- EXERCISE GOAL -
Gather every line below where "overline" appears.

- RECORD SET -
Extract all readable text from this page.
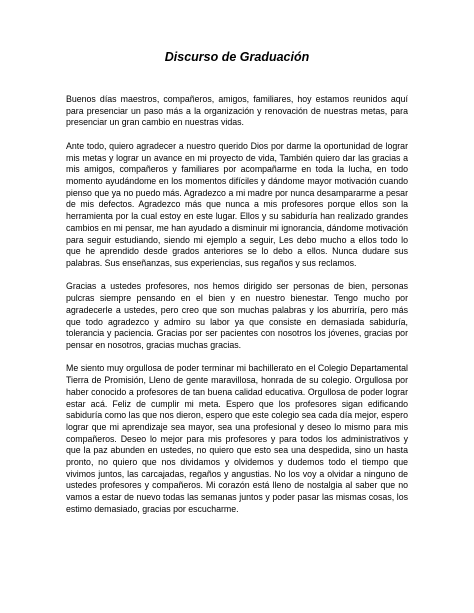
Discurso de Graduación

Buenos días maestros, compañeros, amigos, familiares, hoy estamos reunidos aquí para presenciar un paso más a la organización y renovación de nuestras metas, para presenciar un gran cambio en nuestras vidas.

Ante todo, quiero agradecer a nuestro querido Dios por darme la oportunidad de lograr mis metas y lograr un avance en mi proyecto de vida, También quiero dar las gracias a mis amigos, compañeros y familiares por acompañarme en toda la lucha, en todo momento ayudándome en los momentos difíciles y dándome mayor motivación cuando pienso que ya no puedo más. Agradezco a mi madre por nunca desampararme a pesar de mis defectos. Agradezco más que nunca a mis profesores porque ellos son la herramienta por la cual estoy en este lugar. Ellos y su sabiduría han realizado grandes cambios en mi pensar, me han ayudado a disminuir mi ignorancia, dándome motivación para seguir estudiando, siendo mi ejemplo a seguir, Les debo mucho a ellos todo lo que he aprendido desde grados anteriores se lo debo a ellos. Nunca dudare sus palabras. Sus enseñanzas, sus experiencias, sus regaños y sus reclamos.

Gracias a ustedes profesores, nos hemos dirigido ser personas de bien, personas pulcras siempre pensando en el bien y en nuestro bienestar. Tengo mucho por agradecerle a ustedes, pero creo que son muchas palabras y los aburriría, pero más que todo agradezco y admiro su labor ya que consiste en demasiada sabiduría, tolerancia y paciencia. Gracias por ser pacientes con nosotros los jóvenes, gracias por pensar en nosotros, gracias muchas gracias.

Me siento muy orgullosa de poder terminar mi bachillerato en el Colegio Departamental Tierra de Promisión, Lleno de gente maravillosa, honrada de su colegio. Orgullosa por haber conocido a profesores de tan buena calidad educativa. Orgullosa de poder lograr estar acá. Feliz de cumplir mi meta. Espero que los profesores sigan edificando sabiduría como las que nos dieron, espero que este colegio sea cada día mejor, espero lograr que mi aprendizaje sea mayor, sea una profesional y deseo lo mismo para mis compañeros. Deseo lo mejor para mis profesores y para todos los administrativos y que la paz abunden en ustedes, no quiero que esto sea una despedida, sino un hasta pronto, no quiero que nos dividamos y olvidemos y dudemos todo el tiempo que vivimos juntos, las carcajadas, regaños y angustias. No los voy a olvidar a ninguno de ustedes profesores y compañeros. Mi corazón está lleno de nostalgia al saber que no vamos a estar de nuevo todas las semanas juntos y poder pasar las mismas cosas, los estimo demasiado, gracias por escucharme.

--

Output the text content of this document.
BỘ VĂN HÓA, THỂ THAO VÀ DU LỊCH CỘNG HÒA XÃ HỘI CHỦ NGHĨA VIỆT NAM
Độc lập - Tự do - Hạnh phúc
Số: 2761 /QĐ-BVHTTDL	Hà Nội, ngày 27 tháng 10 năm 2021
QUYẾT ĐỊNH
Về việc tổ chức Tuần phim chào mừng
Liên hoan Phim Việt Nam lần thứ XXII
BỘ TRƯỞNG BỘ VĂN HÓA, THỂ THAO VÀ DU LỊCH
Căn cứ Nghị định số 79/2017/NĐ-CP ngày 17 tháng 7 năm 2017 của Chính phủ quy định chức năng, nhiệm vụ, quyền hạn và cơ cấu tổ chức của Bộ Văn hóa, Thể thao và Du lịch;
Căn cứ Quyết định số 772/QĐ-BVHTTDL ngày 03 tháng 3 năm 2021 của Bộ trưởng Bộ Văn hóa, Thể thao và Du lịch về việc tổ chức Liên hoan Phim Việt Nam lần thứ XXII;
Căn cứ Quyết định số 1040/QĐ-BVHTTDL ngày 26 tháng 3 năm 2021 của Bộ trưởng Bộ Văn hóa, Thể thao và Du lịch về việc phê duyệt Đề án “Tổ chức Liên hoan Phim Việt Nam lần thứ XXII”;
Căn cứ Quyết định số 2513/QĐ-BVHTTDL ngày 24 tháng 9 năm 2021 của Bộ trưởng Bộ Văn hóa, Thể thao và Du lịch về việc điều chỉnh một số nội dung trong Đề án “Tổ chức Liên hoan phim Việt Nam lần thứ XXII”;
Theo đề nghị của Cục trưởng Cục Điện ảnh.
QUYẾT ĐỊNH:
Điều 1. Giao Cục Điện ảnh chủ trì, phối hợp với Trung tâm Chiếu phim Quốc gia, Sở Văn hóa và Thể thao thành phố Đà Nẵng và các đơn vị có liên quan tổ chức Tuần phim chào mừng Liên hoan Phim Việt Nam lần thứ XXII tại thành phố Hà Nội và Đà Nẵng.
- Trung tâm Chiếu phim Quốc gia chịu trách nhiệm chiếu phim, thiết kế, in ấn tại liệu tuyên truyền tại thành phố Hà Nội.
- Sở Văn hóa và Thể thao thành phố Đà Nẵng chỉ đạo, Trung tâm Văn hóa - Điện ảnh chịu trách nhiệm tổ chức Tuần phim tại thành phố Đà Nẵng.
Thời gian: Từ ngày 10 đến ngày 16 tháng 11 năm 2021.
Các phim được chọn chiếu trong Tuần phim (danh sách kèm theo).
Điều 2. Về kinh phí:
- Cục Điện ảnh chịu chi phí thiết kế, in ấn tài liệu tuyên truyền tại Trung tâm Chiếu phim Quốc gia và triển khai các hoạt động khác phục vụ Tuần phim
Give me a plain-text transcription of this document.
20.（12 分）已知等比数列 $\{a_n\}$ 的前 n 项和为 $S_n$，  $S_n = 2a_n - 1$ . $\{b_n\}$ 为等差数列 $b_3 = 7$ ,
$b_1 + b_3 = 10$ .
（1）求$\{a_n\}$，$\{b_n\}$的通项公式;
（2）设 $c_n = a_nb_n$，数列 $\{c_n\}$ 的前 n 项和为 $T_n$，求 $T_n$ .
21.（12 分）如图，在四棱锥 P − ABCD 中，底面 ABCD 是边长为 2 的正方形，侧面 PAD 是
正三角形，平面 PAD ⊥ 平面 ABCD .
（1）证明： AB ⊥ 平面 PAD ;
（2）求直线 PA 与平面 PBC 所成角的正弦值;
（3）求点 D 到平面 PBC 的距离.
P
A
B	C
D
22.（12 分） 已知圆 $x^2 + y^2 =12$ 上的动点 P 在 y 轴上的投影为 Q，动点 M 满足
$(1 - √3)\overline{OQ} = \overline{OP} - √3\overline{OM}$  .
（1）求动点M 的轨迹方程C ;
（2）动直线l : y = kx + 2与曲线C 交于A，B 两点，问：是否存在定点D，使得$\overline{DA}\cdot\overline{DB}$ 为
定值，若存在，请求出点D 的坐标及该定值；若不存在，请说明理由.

- EXERCISE RESPONSE -
$(1 - √3)\overline{OQ} = \overline{OP} - √3\overline{OM}$  .
（2）动直线l : y = kx + 2与曲线C 交于A，B 两点，问：是否存在定点D，使得$\overline{DA}\cdot\overline{DB}$ 为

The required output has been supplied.